- [Items]
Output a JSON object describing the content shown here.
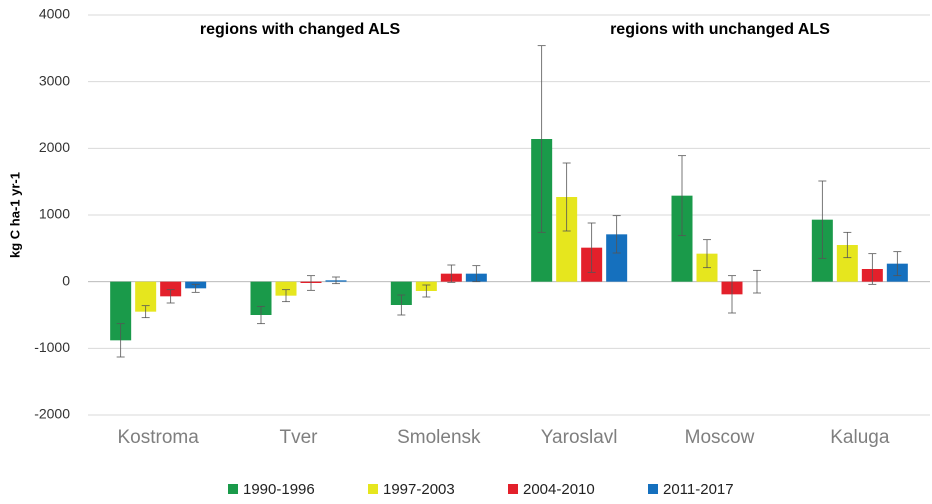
{
  "chart_data": {
    "type": "bar",
    "annotations": [
      "regions with changed ALS",
      "regions with unchanged ALS"
    ],
    "y_label": "kg C ha-1 yr-1",
    "categories": [
      "Kostroma",
      "Tver",
      "Smolensk",
      "Yaroslavl",
      "Moscow",
      "Kaluga"
    ],
    "series": [
      {
        "name": "1990-1996",
        "color": "#1a9a4a",
        "values": [
          -880,
          -500,
          -350,
          2140,
          1290,
          930
        ],
        "errors": [
          250,
          130,
          150,
          1400,
          600,
          580
        ]
      },
      {
        "name": "1997-2003",
        "color": "#e6e61e",
        "values": [
          -450,
          -210,
          -140,
          1270,
          420,
          550
        ],
        "errors": [
          90,
          90,
          90,
          510,
          210,
          190
        ]
      },
      {
        "name": "2004-2010",
        "color": "#e3202b",
        "values": [
          -220,
          -20,
          120,
          510,
          -190,
          190
        ],
        "errors": [
          100,
          110,
          130,
          370,
          280,
          230
        ]
      },
      {
        "name": "2011-2017",
        "color": "#1570be",
        "values": [
          -100,
          20,
          120,
          710,
          0,
          270
        ],
        "errors": [
          60,
          50,
          120,
          280,
          170,
          180
        ]
      }
    ],
    "ylim": [
      -2000,
      4000
    ],
    "yticks": [
      -2000,
      -1000,
      0,
      1000,
      2000,
      3000,
      4000
    ],
    "grid": true
  }
}
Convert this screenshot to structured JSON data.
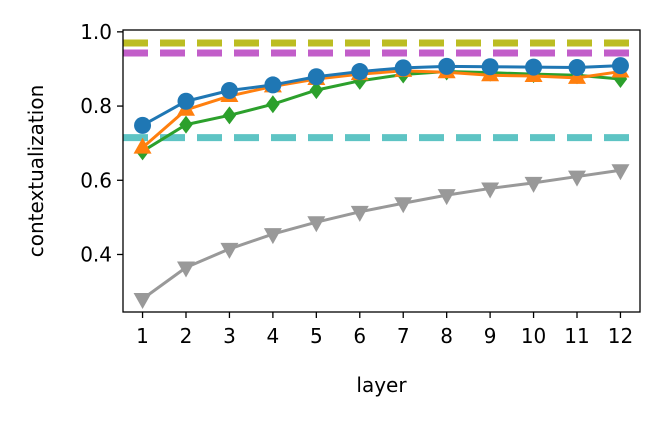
{
  "chart_data": {
    "type": "line",
    "title": "",
    "xlabel": "layer",
    "ylabel": "contextualization",
    "x": [
      1,
      2,
      3,
      4,
      5,
      6,
      7,
      8,
      9,
      10,
      11,
      12
    ],
    "xlim": [
      0.55,
      12.45
    ],
    "ylim": [
      0.245,
      1.005
    ],
    "x_ticks": [
      "1",
      "2",
      "3",
      "4",
      "5",
      "6",
      "7",
      "8",
      "9",
      "10",
      "11",
      "12"
    ],
    "y_ticks": [
      {
        "value": 0.4,
        "label": "0.4"
      },
      {
        "value": 0.6,
        "label": "0.6"
      },
      {
        "value": 0.8,
        "label": "0.8"
      },
      {
        "value": 1.0,
        "label": "1.0"
      }
    ],
    "grid": false,
    "legend": "none",
    "reference_lines": [
      {
        "value": 0.97,
        "color": "#bcbd22"
      },
      {
        "value": 0.943,
        "color": "#c25ec9"
      },
      {
        "value": 0.715,
        "color": "#5ec4c4"
      }
    ],
    "series": [
      {
        "color": "#999999",
        "marker": "triangle-down",
        "values": [
          0.28,
          0.365,
          0.415,
          0.455,
          0.487,
          0.515,
          0.538,
          0.56,
          0.578,
          0.593,
          0.61,
          0.627
        ]
      },
      {
        "color": "#2ca02c",
        "marker": "diamond",
        "values": [
          0.678,
          0.75,
          0.775,
          0.805,
          0.843,
          0.868,
          0.885,
          0.893,
          0.89,
          0.886,
          0.883,
          0.873
        ]
      },
      {
        "color": "#ff7f0e",
        "marker": "triangle-up",
        "values": [
          0.688,
          0.79,
          0.827,
          0.853,
          0.873,
          0.886,
          0.895,
          0.891,
          0.883,
          0.881,
          0.876,
          0.893
        ]
      },
      {
        "color": "#1f77b4",
        "marker": "circle",
        "values": [
          0.748,
          0.813,
          0.842,
          0.857,
          0.879,
          0.893,
          0.903,
          0.907,
          0.906,
          0.905,
          0.904,
          0.909
        ]
      }
    ]
  }
}
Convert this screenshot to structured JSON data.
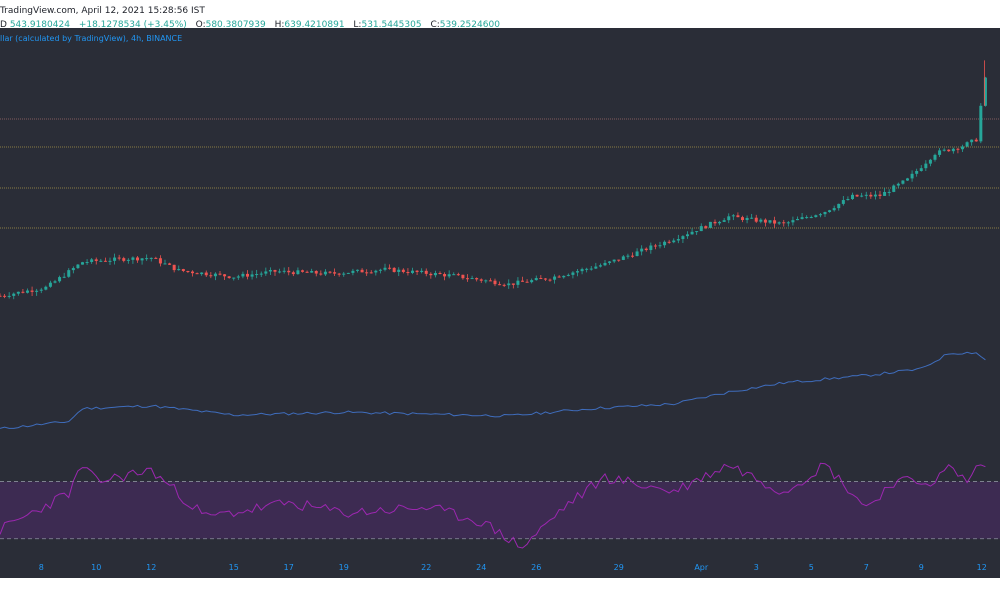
{
  "header": {
    "source_line": "TradingView.com, April 12, 2021 15:28:56 IST",
    "quote_prefix": "D",
    "last_value": "543.9180424",
    "change": "+18.1278534 (+3.45%)",
    "open_label": "O:",
    "open_value": "580.3807939",
    "high_label": "H:",
    "high_value": "639.4210891",
    "low_label": "L:",
    "low_value": "531.5445305",
    "close_label": "C:",
    "close_value": "539.2524600"
  },
  "symbol_line": "llar (calculated by TradingView), 4h, BINANCE",
  "colors": {
    "background": "#2a2d37",
    "up": "#26a69a",
    "down": "#ef5350",
    "volume_line": "#3f6dbd",
    "rsi_line": "#9c27b0",
    "rsi_band": "#3d2b52",
    "axis_text": "#2196f3"
  },
  "chart_data": [
    {
      "type": "candlestick",
      "title": "",
      "xlabel": "",
      "ylabel": "",
      "x_ticks": [
        "8",
        "10",
        "12",
        "15",
        "17",
        "19",
        "22",
        "24",
        "26",
        "29",
        "Apr",
        "3",
        "5",
        "7",
        "9",
        "12"
      ],
      "horizontal_levels_count": 4,
      "close_anchors": [
        {
          "day": 6.5,
          "value": 420
        },
        {
          "day": 8.2,
          "value": 428
        },
        {
          "day": 9.5,
          "value": 452
        },
        {
          "day": 11.0,
          "value": 455
        },
        {
          "day": 12.0,
          "value": 456
        },
        {
          "day": 13.0,
          "value": 444
        },
        {
          "day": 15.0,
          "value": 438
        },
        {
          "day": 16.5,
          "value": 443
        },
        {
          "day": 18.5,
          "value": 441
        },
        {
          "day": 20.5,
          "value": 445
        },
        {
          "day": 23.0,
          "value": 439
        },
        {
          "day": 25.0,
          "value": 431
        },
        {
          "day": 26.5,
          "value": 437
        },
        {
          "day": 28.5,
          "value": 450
        },
        {
          "day": 31.0,
          "value": 474
        },
        {
          "day": 33.0,
          "value": 495
        },
        {
          "day": 35.0,
          "value": 488
        },
        {
          "day": 36.5,
          "value": 500
        },
        {
          "day": 37.5,
          "value": 514
        },
        {
          "day": 38.5,
          "value": 515
        },
        {
          "day": 39.5,
          "value": 530
        },
        {
          "day": 40.5,
          "value": 555
        },
        {
          "day": 41.5,
          "value": 562
        },
        {
          "day": 42.0,
          "value": 568
        },
        {
          "day": 42.3,
          "value": 625
        }
      ]
    },
    {
      "type": "line",
      "name": "",
      "description_level_anchors": [
        {
          "day": 6.5,
          "value": 0.1
        },
        {
          "day": 9.0,
          "value": 0.18
        },
        {
          "day": 9.5,
          "value": 0.32
        },
        {
          "day": 12.0,
          "value": 0.35
        },
        {
          "day": 15.0,
          "value": 0.25
        },
        {
          "day": 19.0,
          "value": 0.28
        },
        {
          "day": 25.0,
          "value": 0.24
        },
        {
          "day": 28.0,
          "value": 0.32
        },
        {
          "day": 31.0,
          "value": 0.37
        },
        {
          "day": 33.0,
          "value": 0.5
        },
        {
          "day": 35.0,
          "value": 0.6
        },
        {
          "day": 38.0,
          "value": 0.68
        },
        {
          "day": 40.0,
          "value": 0.75
        },
        {
          "day": 41.0,
          "value": 0.92
        },
        {
          "day": 42.0,
          "value": 0.93
        },
        {
          "day": 42.3,
          "value": 0.85
        }
      ]
    },
    {
      "type": "line",
      "name": "",
      "rsi_band": [
        30,
        70
      ],
      "ylim": [
        20,
        90
      ],
      "series_anchors": [
        {
          "day": 6.5,
          "value": 36
        },
        {
          "day": 9.0,
          "value": 62
        },
        {
          "day": 9.5,
          "value": 81
        },
        {
          "day": 10.0,
          "value": 70
        },
        {
          "day": 12.0,
          "value": 78
        },
        {
          "day": 14.0,
          "value": 45
        },
        {
          "day": 17.0,
          "value": 55
        },
        {
          "day": 19.0,
          "value": 48
        },
        {
          "day": 22.0,
          "value": 52
        },
        {
          "day": 24.0,
          "value": 42
        },
        {
          "day": 25.5,
          "value": 24
        },
        {
          "day": 27.0,
          "value": 52
        },
        {
          "day": 28.5,
          "value": 73
        },
        {
          "day": 31.0,
          "value": 63
        },
        {
          "day": 33.0,
          "value": 82
        },
        {
          "day": 35.0,
          "value": 63
        },
        {
          "day": 36.5,
          "value": 82
        },
        {
          "day": 38.0,
          "value": 52
        },
        {
          "day": 39.0,
          "value": 70
        },
        {
          "day": 40.5,
          "value": 70
        },
        {
          "day": 41.0,
          "value": 80
        },
        {
          "day": 41.7,
          "value": 70
        },
        {
          "day": 42.2,
          "value": 85
        },
        {
          "day": 42.4,
          "value": 74
        }
      ]
    }
  ]
}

- [Task] Return all lines with the word "regions" in them.

- [Reply]
      "regions with changed ALS",
      "regions with unchanged ALS"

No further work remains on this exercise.